===== Available records

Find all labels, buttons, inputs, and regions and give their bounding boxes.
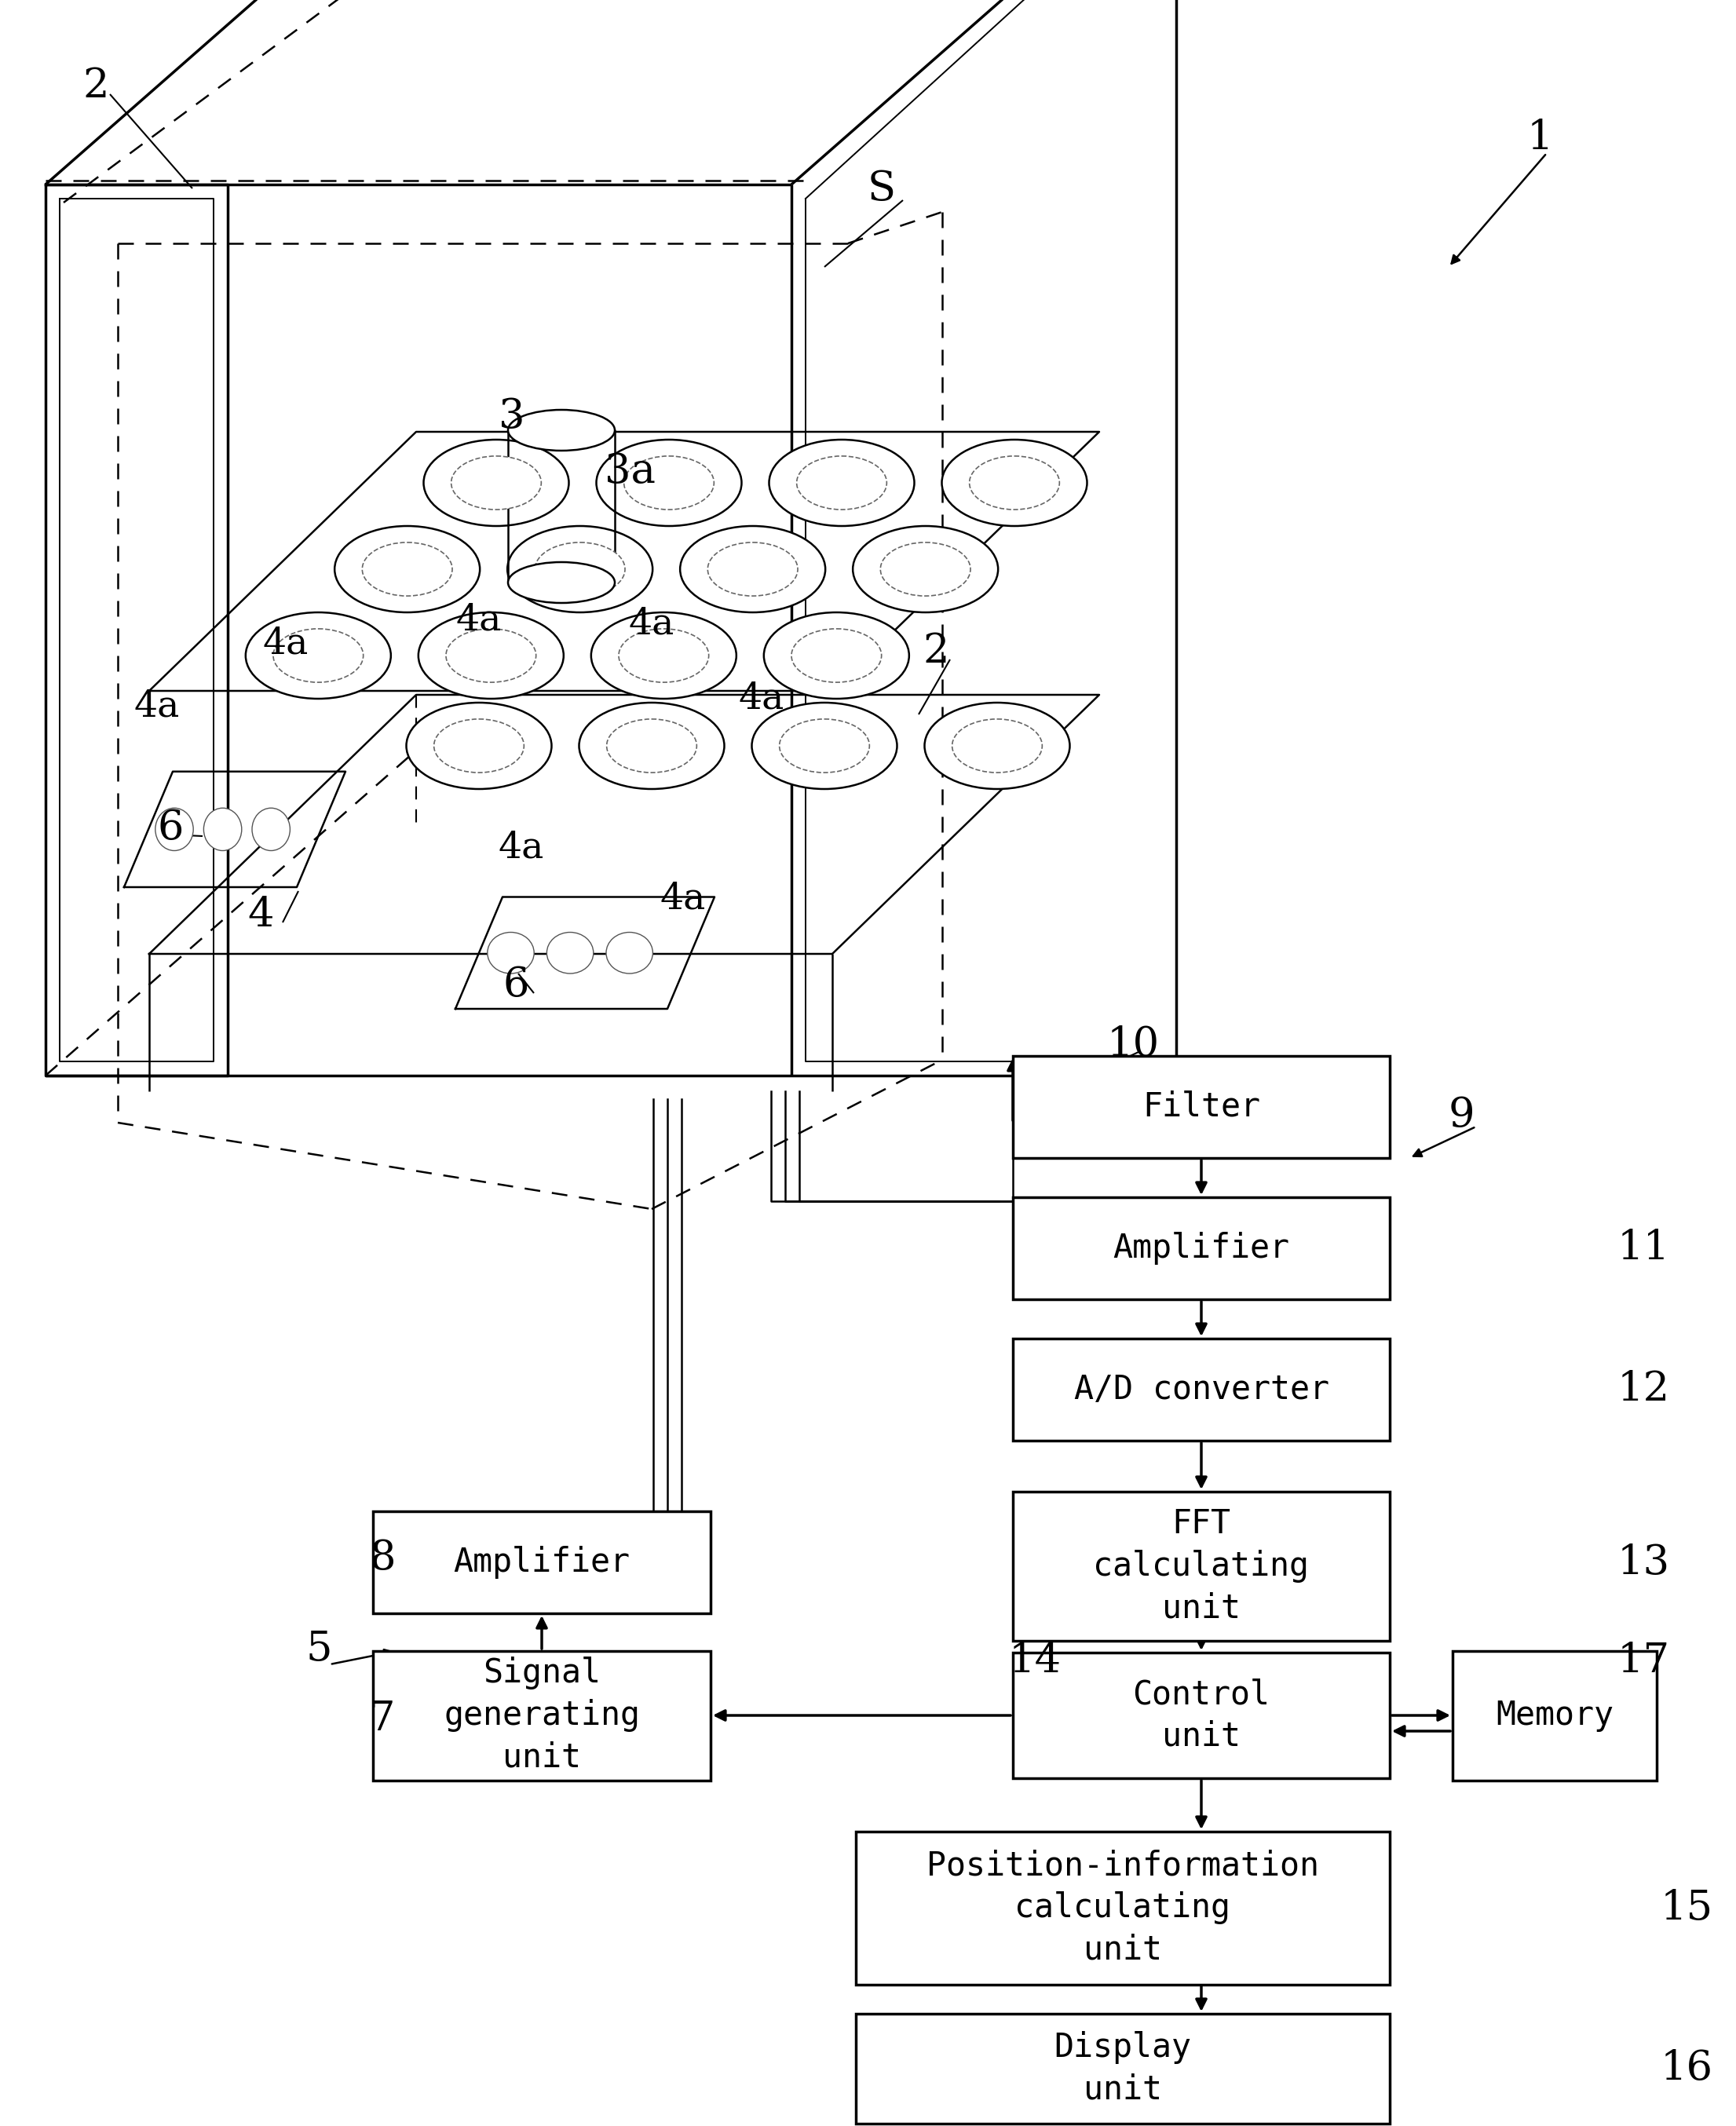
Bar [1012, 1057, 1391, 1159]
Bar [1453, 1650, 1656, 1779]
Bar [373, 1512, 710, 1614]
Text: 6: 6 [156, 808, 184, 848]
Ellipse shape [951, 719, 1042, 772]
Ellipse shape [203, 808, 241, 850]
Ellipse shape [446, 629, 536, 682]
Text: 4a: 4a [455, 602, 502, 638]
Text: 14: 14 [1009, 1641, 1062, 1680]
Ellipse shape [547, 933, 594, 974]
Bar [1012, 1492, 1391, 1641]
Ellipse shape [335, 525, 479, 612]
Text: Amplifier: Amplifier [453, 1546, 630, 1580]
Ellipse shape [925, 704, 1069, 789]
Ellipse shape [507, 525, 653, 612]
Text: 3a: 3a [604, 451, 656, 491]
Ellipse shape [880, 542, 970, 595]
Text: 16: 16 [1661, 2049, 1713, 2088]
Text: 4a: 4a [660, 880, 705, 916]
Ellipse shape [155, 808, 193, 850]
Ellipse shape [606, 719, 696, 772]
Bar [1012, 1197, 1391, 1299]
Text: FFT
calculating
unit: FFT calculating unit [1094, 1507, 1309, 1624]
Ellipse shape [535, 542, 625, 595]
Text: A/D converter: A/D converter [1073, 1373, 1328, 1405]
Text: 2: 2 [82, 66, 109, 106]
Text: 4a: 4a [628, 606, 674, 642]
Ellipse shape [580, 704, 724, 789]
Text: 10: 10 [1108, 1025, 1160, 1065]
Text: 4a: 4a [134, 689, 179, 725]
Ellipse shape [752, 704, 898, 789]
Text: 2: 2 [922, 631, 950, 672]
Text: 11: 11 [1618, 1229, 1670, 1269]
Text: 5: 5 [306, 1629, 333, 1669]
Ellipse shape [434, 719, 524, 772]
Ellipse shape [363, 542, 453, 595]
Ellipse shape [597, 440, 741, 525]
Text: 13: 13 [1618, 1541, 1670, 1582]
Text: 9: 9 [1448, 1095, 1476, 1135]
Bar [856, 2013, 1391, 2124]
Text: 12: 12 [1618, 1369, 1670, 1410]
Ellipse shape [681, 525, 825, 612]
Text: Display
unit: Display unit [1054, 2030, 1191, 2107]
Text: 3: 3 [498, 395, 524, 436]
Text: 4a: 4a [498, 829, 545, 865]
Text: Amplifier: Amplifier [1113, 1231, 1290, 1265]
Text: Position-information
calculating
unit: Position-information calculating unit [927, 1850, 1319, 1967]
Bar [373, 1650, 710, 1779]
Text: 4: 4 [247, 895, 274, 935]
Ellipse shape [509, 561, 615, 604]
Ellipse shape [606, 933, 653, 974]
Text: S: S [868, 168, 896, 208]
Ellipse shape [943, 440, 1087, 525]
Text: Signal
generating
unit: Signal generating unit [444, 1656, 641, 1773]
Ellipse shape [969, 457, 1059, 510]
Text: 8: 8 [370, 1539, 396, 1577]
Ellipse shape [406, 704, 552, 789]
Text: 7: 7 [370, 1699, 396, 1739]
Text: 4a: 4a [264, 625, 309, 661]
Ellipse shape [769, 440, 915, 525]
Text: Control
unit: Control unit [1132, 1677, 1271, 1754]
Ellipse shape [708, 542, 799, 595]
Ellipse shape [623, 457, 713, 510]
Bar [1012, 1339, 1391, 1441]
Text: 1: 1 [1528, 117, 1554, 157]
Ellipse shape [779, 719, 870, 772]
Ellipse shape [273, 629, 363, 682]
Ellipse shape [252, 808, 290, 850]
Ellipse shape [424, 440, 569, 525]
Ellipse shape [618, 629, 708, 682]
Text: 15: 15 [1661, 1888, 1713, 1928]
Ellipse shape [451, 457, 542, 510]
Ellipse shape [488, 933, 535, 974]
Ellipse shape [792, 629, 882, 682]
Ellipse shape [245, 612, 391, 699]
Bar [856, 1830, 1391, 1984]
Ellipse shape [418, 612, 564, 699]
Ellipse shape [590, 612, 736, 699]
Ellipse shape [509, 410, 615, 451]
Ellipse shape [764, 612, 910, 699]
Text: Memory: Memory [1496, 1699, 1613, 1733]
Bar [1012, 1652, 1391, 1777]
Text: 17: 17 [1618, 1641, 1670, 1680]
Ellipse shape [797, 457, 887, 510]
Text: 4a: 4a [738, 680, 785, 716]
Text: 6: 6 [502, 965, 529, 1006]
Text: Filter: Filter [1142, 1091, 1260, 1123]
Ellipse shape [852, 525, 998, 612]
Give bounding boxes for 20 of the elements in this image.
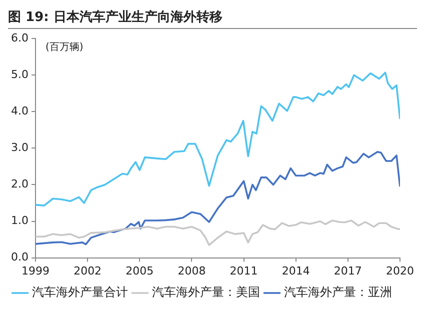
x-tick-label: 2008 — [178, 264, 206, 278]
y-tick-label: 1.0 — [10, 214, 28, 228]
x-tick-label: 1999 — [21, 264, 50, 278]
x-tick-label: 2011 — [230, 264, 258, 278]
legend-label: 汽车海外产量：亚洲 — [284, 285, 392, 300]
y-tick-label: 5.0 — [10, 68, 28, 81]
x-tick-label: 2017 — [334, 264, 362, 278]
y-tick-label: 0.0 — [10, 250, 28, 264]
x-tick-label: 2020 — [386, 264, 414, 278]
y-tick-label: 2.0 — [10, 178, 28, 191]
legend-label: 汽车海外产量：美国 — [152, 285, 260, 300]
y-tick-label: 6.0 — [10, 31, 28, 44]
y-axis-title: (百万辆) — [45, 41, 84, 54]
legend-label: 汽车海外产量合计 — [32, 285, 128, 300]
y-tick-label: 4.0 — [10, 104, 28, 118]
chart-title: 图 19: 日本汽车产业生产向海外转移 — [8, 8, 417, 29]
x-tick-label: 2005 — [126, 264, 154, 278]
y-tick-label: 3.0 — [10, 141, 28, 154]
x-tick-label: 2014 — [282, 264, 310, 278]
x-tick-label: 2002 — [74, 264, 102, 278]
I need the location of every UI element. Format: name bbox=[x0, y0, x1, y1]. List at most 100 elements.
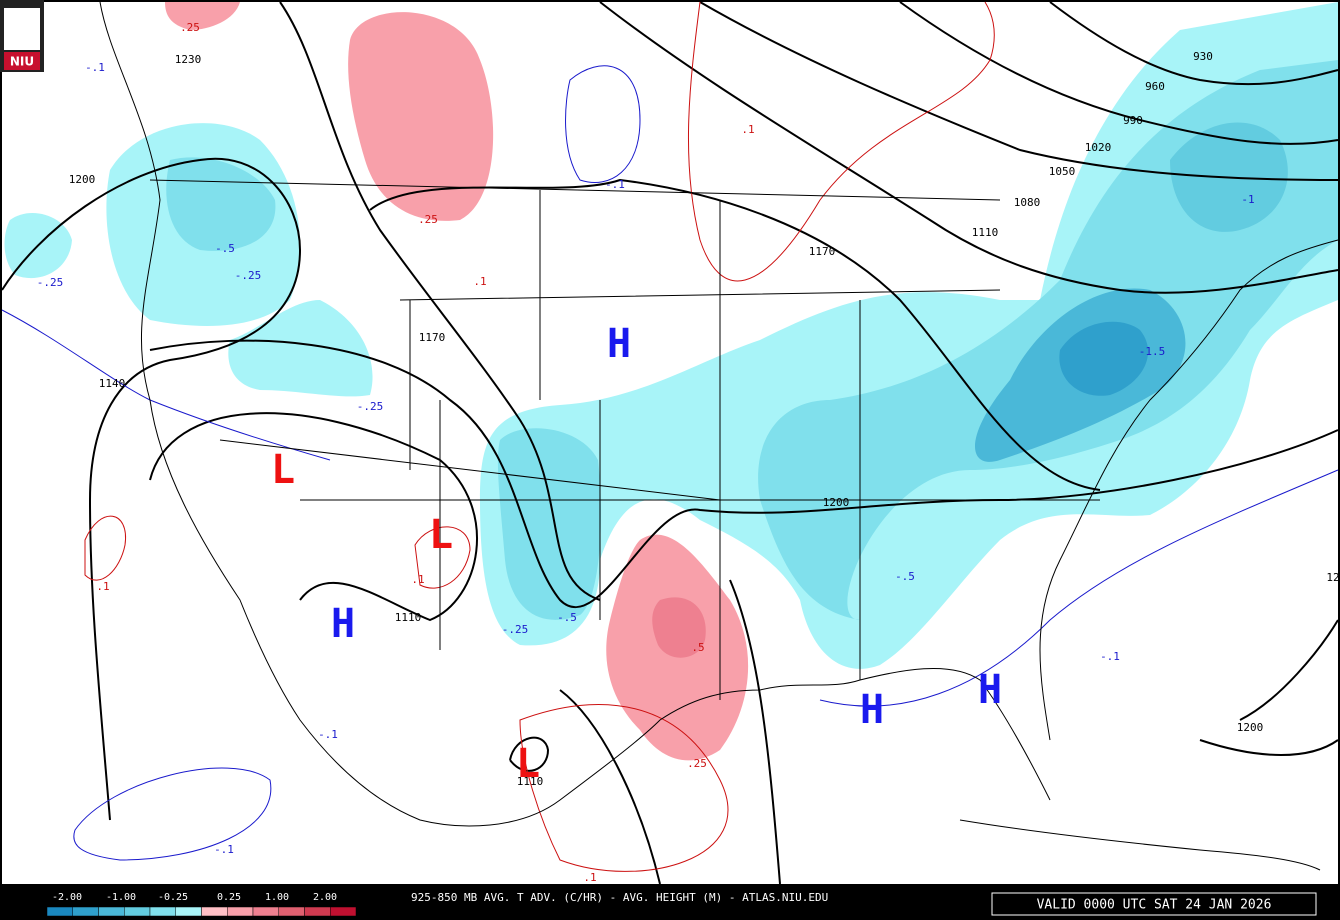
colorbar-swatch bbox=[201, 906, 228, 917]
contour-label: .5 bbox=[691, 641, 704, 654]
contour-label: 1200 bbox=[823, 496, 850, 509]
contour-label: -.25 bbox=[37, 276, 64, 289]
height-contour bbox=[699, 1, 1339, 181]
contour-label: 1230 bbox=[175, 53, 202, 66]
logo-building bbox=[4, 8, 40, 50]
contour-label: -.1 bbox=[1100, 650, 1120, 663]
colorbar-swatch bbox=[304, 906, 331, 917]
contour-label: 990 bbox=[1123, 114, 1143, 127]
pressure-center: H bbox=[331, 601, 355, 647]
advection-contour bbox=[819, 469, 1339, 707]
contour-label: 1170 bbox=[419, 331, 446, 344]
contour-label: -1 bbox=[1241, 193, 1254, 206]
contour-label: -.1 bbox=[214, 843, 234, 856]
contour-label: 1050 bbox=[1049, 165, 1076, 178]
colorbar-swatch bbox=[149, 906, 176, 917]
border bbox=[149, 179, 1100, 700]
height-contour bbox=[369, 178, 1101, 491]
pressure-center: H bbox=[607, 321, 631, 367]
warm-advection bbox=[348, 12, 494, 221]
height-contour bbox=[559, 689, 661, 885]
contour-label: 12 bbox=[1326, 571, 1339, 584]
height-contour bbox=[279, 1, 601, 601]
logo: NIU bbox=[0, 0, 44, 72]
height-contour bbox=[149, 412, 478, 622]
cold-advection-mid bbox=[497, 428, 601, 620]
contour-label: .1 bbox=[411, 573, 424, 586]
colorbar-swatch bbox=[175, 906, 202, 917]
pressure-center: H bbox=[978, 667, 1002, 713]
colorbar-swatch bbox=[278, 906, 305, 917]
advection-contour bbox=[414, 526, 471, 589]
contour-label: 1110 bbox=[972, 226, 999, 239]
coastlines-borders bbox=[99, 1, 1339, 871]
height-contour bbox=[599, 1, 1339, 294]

==========

What the task requires: Copy out word for word the lines between the line containing "x-tick-label: 2008 — [178, 264, 206, 278]" and the line containing "I need the location", including both of those lines.

In response:
x-tick-label: 2008 — [178, 264, 206, 278]
y-tick-label: 1.0 — [10, 214, 28, 228]
x-tick-label: 1999 — [21, 264, 50, 278]
x-tick-label: 2011 — [230, 264, 258, 278]
legend-label: 汽车海外产量：亚洲 — [284, 285, 392, 300]
y-tick-label: 5.0 — [10, 68, 28, 81]
x-tick-label: 2017 — [334, 264, 362, 278]
y-tick-label: 0.0 — [10, 250, 28, 264]
x-tick-label: 2020 — [386, 264, 414, 278]
y-tick-label: 2.0 — [10, 178, 28, 191]
legend-label: 汽车海外产量：美国 — [152, 285, 260, 300]
y-tick-label: 6.0 — [10, 31, 28, 44]
y-axis-title: (百万辆) — [45, 41, 84, 54]
legend-label: 汽车海外产量合计 — [32, 285, 128, 300]
y-tick-label: 4.0 — [10, 104, 28, 118]
chart-title: 图 19: 日本汽车产业生产向海外转移 — [8, 8, 417, 29]
x-tick-label: 2005 — [126, 264, 154, 278]
y-tick-label: 3.0 — [10, 141, 28, 154]
x-tick-label: 2014 — [282, 264, 310, 278]
x-tick-label: 2002 — [74, 264, 102, 278]
I need the location of every UI element. Format: name bbox=[x0, y0, x1, y1]. List at most 100 elements.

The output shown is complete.